# Excerpted data
+++++

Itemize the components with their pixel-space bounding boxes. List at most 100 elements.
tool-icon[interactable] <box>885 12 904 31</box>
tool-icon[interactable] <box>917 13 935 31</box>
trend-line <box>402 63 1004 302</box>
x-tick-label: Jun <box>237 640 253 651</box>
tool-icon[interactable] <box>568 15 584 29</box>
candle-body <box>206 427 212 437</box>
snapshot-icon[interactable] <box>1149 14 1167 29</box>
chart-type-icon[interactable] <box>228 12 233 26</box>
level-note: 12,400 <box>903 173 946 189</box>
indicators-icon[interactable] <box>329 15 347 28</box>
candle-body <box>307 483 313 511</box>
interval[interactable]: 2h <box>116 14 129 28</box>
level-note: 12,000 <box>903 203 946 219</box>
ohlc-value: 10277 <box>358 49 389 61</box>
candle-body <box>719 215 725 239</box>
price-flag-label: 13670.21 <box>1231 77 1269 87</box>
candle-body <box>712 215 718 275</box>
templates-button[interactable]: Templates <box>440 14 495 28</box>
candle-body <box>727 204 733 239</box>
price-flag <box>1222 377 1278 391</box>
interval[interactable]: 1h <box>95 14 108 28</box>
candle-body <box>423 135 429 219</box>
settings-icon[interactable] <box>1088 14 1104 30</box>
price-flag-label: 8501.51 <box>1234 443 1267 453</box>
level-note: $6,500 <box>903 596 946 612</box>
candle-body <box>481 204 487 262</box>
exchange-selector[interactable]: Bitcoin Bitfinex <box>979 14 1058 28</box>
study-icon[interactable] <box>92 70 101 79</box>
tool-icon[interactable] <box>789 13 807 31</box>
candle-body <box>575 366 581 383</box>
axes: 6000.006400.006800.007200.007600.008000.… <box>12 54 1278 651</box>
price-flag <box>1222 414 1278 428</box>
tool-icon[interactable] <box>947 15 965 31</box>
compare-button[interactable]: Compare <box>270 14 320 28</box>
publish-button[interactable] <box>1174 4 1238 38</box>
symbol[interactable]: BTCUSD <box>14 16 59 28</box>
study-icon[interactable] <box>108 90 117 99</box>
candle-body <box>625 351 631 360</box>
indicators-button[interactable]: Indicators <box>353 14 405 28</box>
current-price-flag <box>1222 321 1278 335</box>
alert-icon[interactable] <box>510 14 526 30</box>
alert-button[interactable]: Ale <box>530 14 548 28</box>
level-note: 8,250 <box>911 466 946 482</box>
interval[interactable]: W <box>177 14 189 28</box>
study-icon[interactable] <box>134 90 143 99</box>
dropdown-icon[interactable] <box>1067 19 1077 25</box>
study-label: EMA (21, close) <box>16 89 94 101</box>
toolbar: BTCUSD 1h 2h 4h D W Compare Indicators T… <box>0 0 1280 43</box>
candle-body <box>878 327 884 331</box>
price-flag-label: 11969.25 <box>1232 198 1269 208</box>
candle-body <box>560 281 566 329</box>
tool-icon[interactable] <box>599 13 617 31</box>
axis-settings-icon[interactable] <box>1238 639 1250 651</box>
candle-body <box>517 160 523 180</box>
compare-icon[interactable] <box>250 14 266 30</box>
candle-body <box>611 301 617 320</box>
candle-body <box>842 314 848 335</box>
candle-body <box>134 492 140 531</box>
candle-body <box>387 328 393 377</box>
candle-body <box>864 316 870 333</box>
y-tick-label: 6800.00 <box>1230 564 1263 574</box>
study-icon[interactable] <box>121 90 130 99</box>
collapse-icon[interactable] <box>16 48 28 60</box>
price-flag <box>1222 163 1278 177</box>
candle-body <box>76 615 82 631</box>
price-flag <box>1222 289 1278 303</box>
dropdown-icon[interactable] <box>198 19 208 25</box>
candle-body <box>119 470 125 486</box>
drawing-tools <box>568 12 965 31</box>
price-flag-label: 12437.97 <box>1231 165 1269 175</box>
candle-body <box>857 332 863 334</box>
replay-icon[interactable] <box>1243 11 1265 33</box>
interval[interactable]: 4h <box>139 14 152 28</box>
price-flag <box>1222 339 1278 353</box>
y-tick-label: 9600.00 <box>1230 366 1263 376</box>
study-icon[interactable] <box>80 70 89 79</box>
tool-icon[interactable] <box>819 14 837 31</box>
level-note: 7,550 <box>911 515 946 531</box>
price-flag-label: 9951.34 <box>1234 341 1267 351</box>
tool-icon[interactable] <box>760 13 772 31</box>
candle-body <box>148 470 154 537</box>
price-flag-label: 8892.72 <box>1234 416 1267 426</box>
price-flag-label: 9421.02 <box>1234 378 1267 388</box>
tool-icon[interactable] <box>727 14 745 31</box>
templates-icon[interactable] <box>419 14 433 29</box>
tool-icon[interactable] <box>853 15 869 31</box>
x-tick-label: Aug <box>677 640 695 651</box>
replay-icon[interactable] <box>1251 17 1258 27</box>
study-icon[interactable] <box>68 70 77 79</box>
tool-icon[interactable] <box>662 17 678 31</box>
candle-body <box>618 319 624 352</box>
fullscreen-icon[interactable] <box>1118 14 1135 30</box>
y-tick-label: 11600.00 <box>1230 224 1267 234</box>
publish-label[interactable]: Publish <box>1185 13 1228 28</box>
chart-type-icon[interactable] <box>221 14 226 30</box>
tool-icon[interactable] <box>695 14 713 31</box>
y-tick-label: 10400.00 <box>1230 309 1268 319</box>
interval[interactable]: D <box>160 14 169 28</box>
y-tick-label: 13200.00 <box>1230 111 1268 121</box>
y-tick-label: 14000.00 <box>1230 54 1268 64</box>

+++++

# Exercise requirements
Please reproduce every one of the items above word for word, in the same order.

# Answer for the task
Itemize the components with their pixel-space bounding boxes. List at most 100 elements.
tool-icon[interactable] <box>885 12 904 31</box>
tool-icon[interactable] <box>917 13 935 31</box>
trend-line <box>402 63 1004 302</box>
x-tick-label: Jun <box>237 640 253 651</box>
tool-icon[interactable] <box>568 15 584 29</box>
candle-body <box>206 427 212 437</box>
snapshot-icon[interactable] <box>1149 14 1167 29</box>
chart-type-icon[interactable] <box>228 12 233 26</box>
level-note: 12,400 <box>903 173 946 189</box>
indicators-icon[interactable] <box>329 15 347 28</box>
candle-body <box>307 483 313 511</box>
interval[interactable]: 2h <box>116 14 129 28</box>
level-note: 12,000 <box>903 203 946 219</box>
ohlc-value: 10277 <box>358 49 389 61</box>
candle-body <box>719 215 725 239</box>
price-flag-label: 13670.21 <box>1231 77 1269 87</box>
candle-body <box>712 215 718 275</box>
templates-button[interactable]: Templates <box>440 14 495 28</box>
candle-body <box>727 204 733 239</box>
price-flag <box>1222 377 1278 391</box>
interval[interactable]: 1h <box>95 14 108 28</box>
candle-body <box>423 135 429 219</box>
settings-icon[interactable] <box>1088 14 1104 30</box>
price-flag-label: 8501.51 <box>1234 443 1267 453</box>
level-note: $6,500 <box>903 596 946 612</box>
candle-body <box>481 204 487 262</box>
exchange-selector[interactable]: Bitcoin Bitfinex <box>979 14 1058 28</box>
study-icon[interactable] <box>92 70 101 79</box>
tool-icon[interactable] <box>789 13 807 31</box>
candle-body <box>575 366 581 383</box>
axes: 6000.006400.006800.007200.007600.008000.… <box>12 54 1278 651</box>
price-flag <box>1222 414 1278 428</box>
tool-icon[interactable] <box>947 15 965 31</box>
compare-button[interactable]: Compare <box>270 14 320 28</box>
publish-button[interactable] <box>1174 4 1238 38</box>
symbol[interactable]: BTCUSD <box>14 16 59 28</box>
study-icon[interactable] <box>108 90 117 99</box>
candle-body <box>625 351 631 360</box>
indicators-button[interactable]: Indicators <box>353 14 405 28</box>
current-price-flag <box>1222 321 1278 335</box>
alert-icon[interactable] <box>510 14 526 30</box>
alert-button[interactable]: Ale <box>530 14 548 28</box>
level-note: 8,250 <box>911 466 946 482</box>
interval[interactable]: W <box>177 14 189 28</box>
study-icon[interactable] <box>134 90 143 99</box>
dropdown-icon[interactable] <box>1067 19 1077 25</box>
study-label: EMA (21, close) <box>16 89 94 101</box>
toolbar: BTCUSD 1h 2h 4h D W Compare Indicators T… <box>0 0 1280 43</box>
candle-body <box>878 327 884 331</box>
price-flag-label: 11969.25 <box>1232 198 1269 208</box>
candle-body <box>560 281 566 329</box>
tool-icon[interactable] <box>599 13 617 31</box>
axis-settings-icon[interactable] <box>1238 639 1250 651</box>
candle-body <box>517 160 523 180</box>
compare-icon[interactable] <box>250 14 266 30</box>
candle-body <box>611 301 617 320</box>
candle-body <box>842 314 848 335</box>
candle-body <box>134 492 140 531</box>
candle-body <box>387 328 393 377</box>
candle-body <box>864 316 870 333</box>
y-tick-label: 6800.00 <box>1230 564 1263 574</box>
study-icon[interactable] <box>121 90 130 99</box>
collapse-icon[interactable] <box>16 48 28 60</box>
price-flag <box>1222 163 1278 177</box>
candle-body <box>76 615 82 631</box>
price-flag <box>1222 289 1278 303</box>
dropdown-icon[interactable] <box>198 19 208 25</box>
candle-body <box>119 470 125 486</box>
drawing-tools <box>568 12 965 31</box>
price-flag-label: 12437.97 <box>1231 165 1269 175</box>
candle-body <box>857 332 863 334</box>
replay-icon[interactable] <box>1243 11 1265 33</box>
interval[interactable]: 4h <box>139 14 152 28</box>
price-flag <box>1222 339 1278 353</box>
y-tick-label: 9600.00 <box>1230 366 1263 376</box>
study-icon[interactable] <box>80 70 89 79</box>
tool-icon[interactable] <box>819 14 837 31</box>
level-note: 7,550 <box>911 515 946 531</box>
price-flag-label: 9951.34 <box>1234 341 1267 351</box>
tool-icon[interactable] <box>760 13 772 31</box>
candle-body <box>148 470 154 537</box>
price-flag-label: 8892.72 <box>1234 416 1267 426</box>
price-flag-label: 9421.02 <box>1234 378 1267 388</box>
tool-icon[interactable] <box>727 14 745 31</box>
templates-icon[interactable] <box>419 14 433 29</box>
tool-icon[interactable] <box>853 15 869 31</box>
x-tick-label: Aug <box>677 640 695 651</box>
replay-icon[interactable] <box>1251 17 1258 27</box>
study-icon[interactable] <box>68 70 77 79</box>
tool-icon[interactable] <box>662 17 678 31</box>
candle-body <box>618 319 624 352</box>
fullscreen-icon[interactable] <box>1118 14 1135 30</box>
y-tick-label: 11600.00 <box>1230 224 1267 234</box>
publish-label[interactable]: Publish <box>1185 13 1228 28</box>
chart-type-icon[interactable] <box>221 14 226 30</box>
tool-icon[interactable] <box>695 14 713 31</box>
y-tick-label: 10400.00 <box>1230 309 1268 319</box>
interval[interactable]: D <box>160 14 169 28</box>
y-tick-label: 13200.00 <box>1230 111 1268 121</box>
y-tick-label: 14000.00 <box>1230 54 1268 64</box>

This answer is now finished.